_SHORT TASK:_ Return each line containing "ylabel".

BEGIN DATA SUPPLIED

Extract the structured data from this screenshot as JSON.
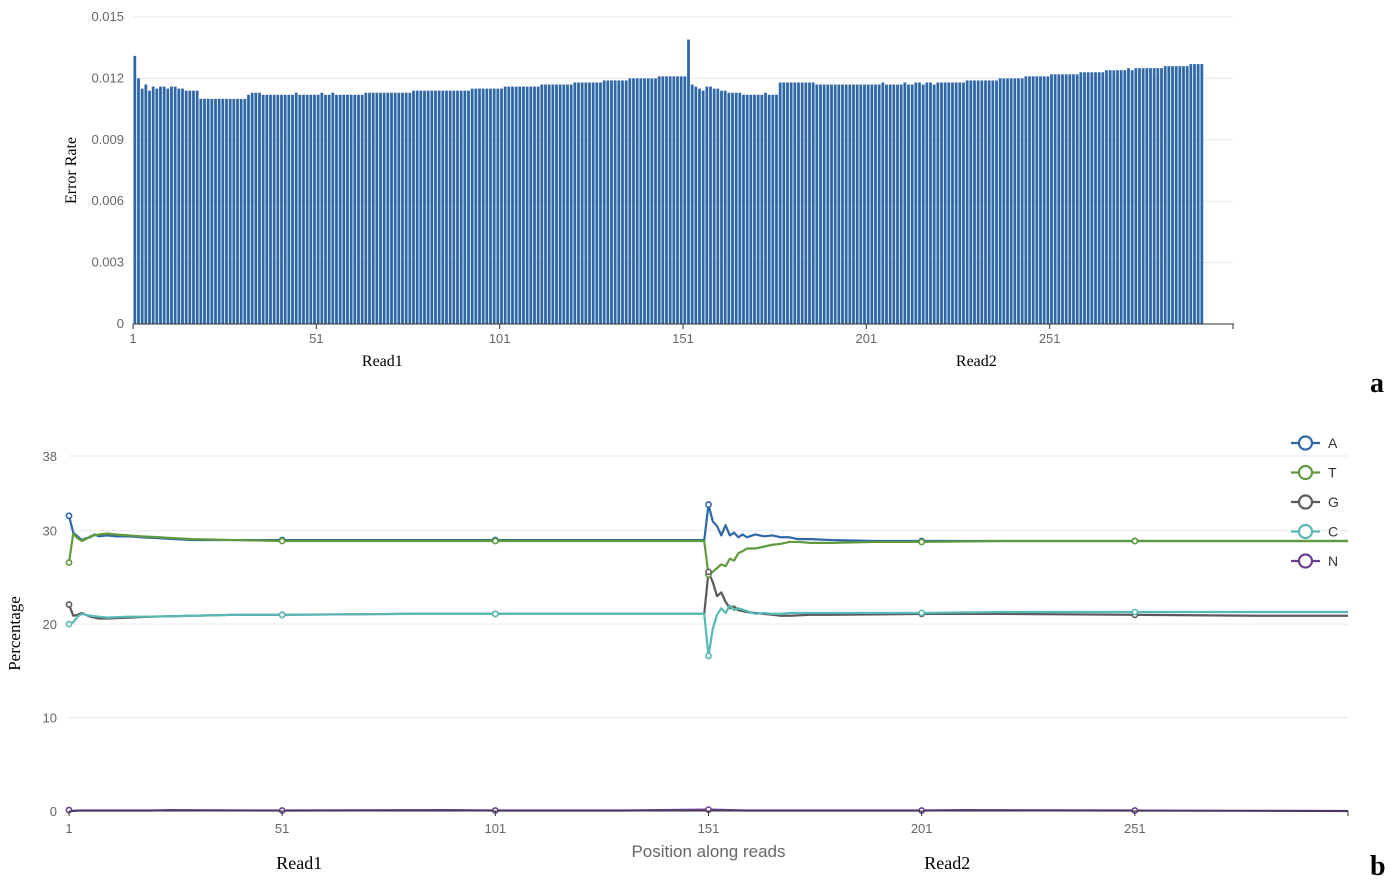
{
  "chart_data": [
    {
      "type": "bar",
      "panel_label": "a",
      "ylabel": "Error Rate",
      "ylim": [
        0,
        0.015
      ],
      "yticks": [
        "0",
        "0.003",
        "0.006",
        "0.009",
        "0.012",
        "0.015"
      ],
      "yticks_values": [
        0,
        0.003,
        0.006,
        0.009,
        0.012,
        0.015
      ],
      "xticks": [
        "1",
        "51",
        "101",
        "151",
        "201",
        "251"
      ],
      "xticks_values": [
        1,
        51,
        101,
        151,
        201,
        251
      ],
      "xlim": [
        1,
        300
      ],
      "group_labels": [
        "Read1",
        "Read2"
      ],
      "group_label_positions": [
        69,
        231
      ],
      "grid": true,
      "x_start": 1,
      "values": [
        0.0131,
        0.012,
        0.0115,
        0.0117,
        0.0114,
        0.0116,
        0.0115,
        0.0116,
        0.0116,
        0.0115,
        0.0116,
        0.0116,
        0.0115,
        0.0115,
        0.0114,
        0.0114,
        0.0114,
        0.0114,
        0.011,
        0.011,
        0.011,
        0.011,
        0.011,
        0.011,
        0.011,
        0.011,
        0.011,
        0.011,
        0.011,
        0.011,
        0.011,
        0.0112,
        0.0113,
        0.0113,
        0.0113,
        0.0112,
        0.0112,
        0.0112,
        0.0112,
        0.0112,
        0.0112,
        0.0112,
        0.0112,
        0.0112,
        0.0113,
        0.0112,
        0.0112,
        0.0112,
        0.0112,
        0.0112,
        0.0112,
        0.0113,
        0.0112,
        0.0112,
        0.0113,
        0.0112,
        0.0112,
        0.0112,
        0.0112,
        0.0112,
        0.0112,
        0.0112,
        0.0112,
        0.0113,
        0.0113,
        0.0113,
        0.0113,
        0.0113,
        0.0113,
        0.0113,
        0.0113,
        0.0113,
        0.0113,
        0.0113,
        0.0113,
        0.0113,
        0.0114,
        0.0114,
        0.0114,
        0.0114,
        0.0114,
        0.0114,
        0.0114,
        0.0114,
        0.0114,
        0.0114,
        0.0114,
        0.0114,
        0.0114,
        0.0114,
        0.0114,
        0.0114,
        0.0115,
        0.0115,
        0.0115,
        0.0115,
        0.0115,
        0.0115,
        0.0115,
        0.0115,
        0.0115,
        0.0116,
        0.0116,
        0.0116,
        0.0116,
        0.0116,
        0.0116,
        0.0116,
        0.0116,
        0.0116,
        0.0116,
        0.0117,
        0.0117,
        0.0117,
        0.0117,
        0.0117,
        0.0117,
        0.0117,
        0.0117,
        0.0117,
        0.0118,
        0.0118,
        0.0118,
        0.0118,
        0.0118,
        0.0118,
        0.0118,
        0.0118,
        0.0119,
        0.0119,
        0.0119,
        0.0119,
        0.0119,
        0.0119,
        0.0119,
        0.012,
        0.012,
        0.012,
        0.012,
        0.012,
        0.012,
        0.012,
        0.012,
        0.0121,
        0.0121,
        0.0121,
        0.0121,
        0.0121,
        0.0121,
        0.0121,
        0.0121,
        0.0139,
        0.0117,
        0.0116,
        0.0115,
        0.0114,
        0.0116,
        0.0116,
        0.0115,
        0.0115,
        0.0114,
        0.0114,
        0.0113,
        0.0113,
        0.0113,
        0.0113,
        0.0112,
        0.0112,
        0.0112,
        0.0112,
        0.0112,
        0.0112,
        0.0113,
        0.0112,
        0.0112,
        0.0112,
        0.0118,
        0.0118,
        0.0118,
        0.0118,
        0.0118,
        0.0118,
        0.0118,
        0.0118,
        0.0118,
        0.0118,
        0.0117,
        0.0117,
        0.0117,
        0.0117,
        0.0117,
        0.0117,
        0.0117,
        0.0117,
        0.0117,
        0.0117,
        0.0117,
        0.0117,
        0.0117,
        0.0117,
        0.0117,
        0.0117,
        0.0117,
        0.0117,
        0.0118,
        0.0117,
        0.0117,
        0.0117,
        0.0117,
        0.0117,
        0.0118,
        0.0117,
        0.0117,
        0.0118,
        0.0118,
        0.0117,
        0.0118,
        0.0118,
        0.0117,
        0.0118,
        0.0118,
        0.0118,
        0.0118,
        0.0118,
        0.0118,
        0.0118,
        0.0118,
        0.0119,
        0.0119,
        0.0119,
        0.0119,
        0.0119,
        0.0119,
        0.0119,
        0.0119,
        0.0119,
        0.012,
        0.012,
        0.012,
        0.012,
        0.012,
        0.012,
        0.012,
        0.0121,
        0.0121,
        0.0121,
        0.0121,
        0.0121,
        0.0121,
        0.0121,
        0.0122,
        0.0122,
        0.0122,
        0.0122,
        0.0122,
        0.0122,
        0.0122,
        0.0122,
        0.0123,
        0.0123,
        0.0123,
        0.0123,
        0.0123,
        0.0123,
        0.0123,
        0.0124,
        0.0124,
        0.0124,
        0.0124,
        0.0124,
        0.0124,
        0.0125,
        0.0124,
        0.0125,
        0.0125,
        0.0125,
        0.0125,
        0.0125,
        0.0125,
        0.0125,
        0.0125,
        0.0126,
        0.0126,
        0.0126,
        0.0126,
        0.0126,
        0.0126,
        0.0126,
        0.0127,
        0.0127,
        0.0127,
        0.0127
      ],
      "bar_color": "#2e67a8"
    },
    {
      "type": "line",
      "panel_label": "b",
      "xlabel": "Position along reads",
      "ylabel": "Percentage",
      "ylim": [
        0,
        38
      ],
      "yticks": [
        "0",
        "10",
        "20",
        "30",
        "38"
      ],
      "yticks_values": [
        0,
        10,
        20,
        30,
        38
      ],
      "xticks": [
        "1",
        "51",
        "101",
        "151",
        "201",
        "251"
      ],
      "xticks_values": [
        1,
        51,
        101,
        151,
        201,
        251
      ],
      "xlim": [
        1,
        301
      ],
      "group_labels": [
        "Read1",
        "Read2"
      ],
      "group_label_positions": [
        55,
        207
      ],
      "grid": true,
      "legend_position": "top-right",
      "marker_positions": [
        1,
        51,
        101,
        151,
        201,
        251
      ],
      "series": [
        {
          "name": "A",
          "color": "#2e67a8",
          "points": [
            [
              1,
              31.6
            ],
            [
              2,
              29.8
            ],
            [
              3,
              29.4
            ],
            [
              4,
              29.0
            ],
            [
              5,
              29.2
            ],
            [
              6,
              29.3
            ],
            [
              7,
              29.6
            ],
            [
              8,
              29.4
            ],
            [
              10,
              29.5
            ],
            [
              12,
              29.4
            ],
            [
              15,
              29.4
            ],
            [
              18,
              29.3
            ],
            [
              22,
              29.2
            ],
            [
              26,
              29.1
            ],
            [
              30,
              29.0
            ],
            [
              40,
              29.0
            ],
            [
              51,
              29.0
            ],
            [
              60,
              29.0
            ],
            [
              80,
              29.0
            ],
            [
              101,
              29.0
            ],
            [
              120,
              29.0
            ],
            [
              150,
              29.0
            ],
            [
              151,
              32.8
            ],
            [
              152,
              31.0
            ],
            [
              153,
              30.5
            ],
            [
              154,
              29.5
            ],
            [
              155,
              30.6
            ],
            [
              156,
              29.5
            ],
            [
              157,
              29.8
            ],
            [
              158,
              29.3
            ],
            [
              159,
              29.6
            ],
            [
              160,
              29.3
            ],
            [
              162,
              29.6
            ],
            [
              164,
              29.4
            ],
            [
              166,
              29.5
            ],
            [
              168,
              29.3
            ],
            [
              170,
              29.3
            ],
            [
              172,
              29.1
            ],
            [
              175,
              29.1
            ],
            [
              180,
              29.0
            ],
            [
              190,
              28.9
            ],
            [
              201,
              28.9
            ],
            [
              220,
              28.9
            ],
            [
              251,
              28.9
            ],
            [
              280,
              28.9
            ],
            [
              301,
              28.9
            ]
          ]
        },
        {
          "name": "T",
          "color": "#5f9a3c",
          "points": [
            [
              1,
              26.6
            ],
            [
              2,
              29.7
            ],
            [
              3,
              29.2
            ],
            [
              4,
              28.9
            ],
            [
              5,
              29.1
            ],
            [
              6,
              29.4
            ],
            [
              8,
              29.6
            ],
            [
              10,
              29.7
            ],
            [
              12,
              29.6
            ],
            [
              15,
              29.5
            ],
            [
              18,
              29.4
            ],
            [
              22,
              29.3
            ],
            [
              26,
              29.2
            ],
            [
              30,
              29.1
            ],
            [
              40,
              29.0
            ],
            [
              51,
              28.9
            ],
            [
              60,
              28.9
            ],
            [
              80,
              28.9
            ],
            [
              101,
              28.9
            ],
            [
              120,
              28.9
            ],
            [
              150,
              28.9
            ],
            [
              151,
              25.3
            ],
            [
              152,
              25.6
            ],
            [
              153,
              26.0
            ],
            [
              154,
              26.4
            ],
            [
              155,
              26.2
            ],
            [
              156,
              27.0
            ],
            [
              157,
              26.8
            ],
            [
              158,
              27.6
            ],
            [
              159,
              27.8
            ],
            [
              160,
              28.1
            ],
            [
              162,
              28.1
            ],
            [
              164,
              28.3
            ],
            [
              166,
              28.5
            ],
            [
              168,
              28.6
            ],
            [
              170,
              28.8
            ],
            [
              172,
              28.8
            ],
            [
              175,
              28.7
            ],
            [
              180,
              28.7
            ],
            [
              190,
              28.8
            ],
            [
              201,
              28.8
            ],
            [
              220,
              28.9
            ],
            [
              251,
              28.9
            ],
            [
              280,
              28.9
            ],
            [
              301,
              28.9
            ]
          ]
        },
        {
          "name": "G",
          "color": "#5a5a5a",
          "points": [
            [
              1,
              22.1
            ],
            [
              2,
              20.9
            ],
            [
              3,
              21.0
            ],
            [
              4,
              21.2
            ],
            [
              5,
              21.0
            ],
            [
              6,
              20.8
            ],
            [
              8,
              20.6
            ],
            [
              10,
              20.6
            ],
            [
              15,
              20.7
            ],
            [
              20,
              20.8
            ],
            [
              30,
              20.9
            ],
            [
              40,
              21.0
            ],
            [
              51,
              21.0
            ],
            [
              80,
              21.1
            ],
            [
              101,
              21.1
            ],
            [
              150,
              21.1
            ],
            [
              151,
              25.6
            ],
            [
              152,
              24.5
            ],
            [
              153,
              23.0
            ],
            [
              154,
              23.4
            ],
            [
              155,
              22.4
            ],
            [
              156,
              21.7
            ],
            [
              157,
              21.9
            ],
            [
              158,
              21.5
            ],
            [
              160,
              21.3
            ],
            [
              162,
              21.2
            ],
            [
              164,
              21.1
            ],
            [
              166,
              21.0
            ],
            [
              168,
              20.9
            ],
            [
              170,
              20.9
            ],
            [
              175,
              21.0
            ],
            [
              180,
              21.0
            ],
            [
              201,
              21.1
            ],
            [
              220,
              21.1
            ],
            [
              251,
              21.0
            ],
            [
              280,
              20.9
            ],
            [
              301,
              20.9
            ]
          ]
        },
        {
          "name": "C",
          "color": "#58b8b4",
          "points": [
            [
              1,
              20.0
            ],
            [
              2,
              20.2
            ],
            [
              3,
              20.8
            ],
            [
              4,
              21.1
            ],
            [
              5,
              21.0
            ],
            [
              6,
              20.9
            ],
            [
              8,
              20.8
            ],
            [
              10,
              20.7
            ],
            [
              15,
              20.8
            ],
            [
              20,
              20.8
            ],
            [
              30,
              20.9
            ],
            [
              40,
              21.0
            ],
            [
              51,
              21.0
            ],
            [
              80,
              21.1
            ],
            [
              101,
              21.1
            ],
            [
              150,
              21.1
            ],
            [
              151,
              16.6
            ],
            [
              152,
              19.5
            ],
            [
              153,
              21.0
            ],
            [
              154,
              21.7
            ],
            [
              155,
              21.2
            ],
            [
              156,
              22.0
            ],
            [
              157,
              21.5
            ],
            [
              158,
              21.7
            ],
            [
              160,
              21.4
            ],
            [
              162,
              21.1
            ],
            [
              164,
              21.2
            ],
            [
              166,
              21.1
            ],
            [
              168,
              21.1
            ],
            [
              170,
              21.2
            ],
            [
              180,
              21.2
            ],
            [
              201,
              21.2
            ],
            [
              220,
              21.3
            ],
            [
              251,
              21.3
            ],
            [
              280,
              21.3
            ],
            [
              301,
              21.3
            ]
          ]
        },
        {
          "name": "N",
          "color": "#6a3d8f",
          "points": [
            [
              1,
              0.1
            ],
            [
              2,
              0.0
            ],
            [
              3,
              0.05
            ],
            [
              20,
              0.05
            ],
            [
              25,
              0.1
            ],
            [
              51,
              0.05
            ],
            [
              90,
              0.1
            ],
            [
              101,
              0.05
            ],
            [
              130,
              0.05
            ],
            [
              140,
              0.1
            ],
            [
              151,
              0.15
            ],
            [
              160,
              0.05
            ],
            [
              201,
              0.05
            ],
            [
              210,
              0.1
            ],
            [
              251,
              0.05
            ],
            [
              301,
              0.0
            ]
          ]
        }
      ]
    }
  ]
}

END DATA SUPPLIED

_SOLUTION BELOW:_
      "ylabel": "Error Rate",
      "ylabel": "Percentage",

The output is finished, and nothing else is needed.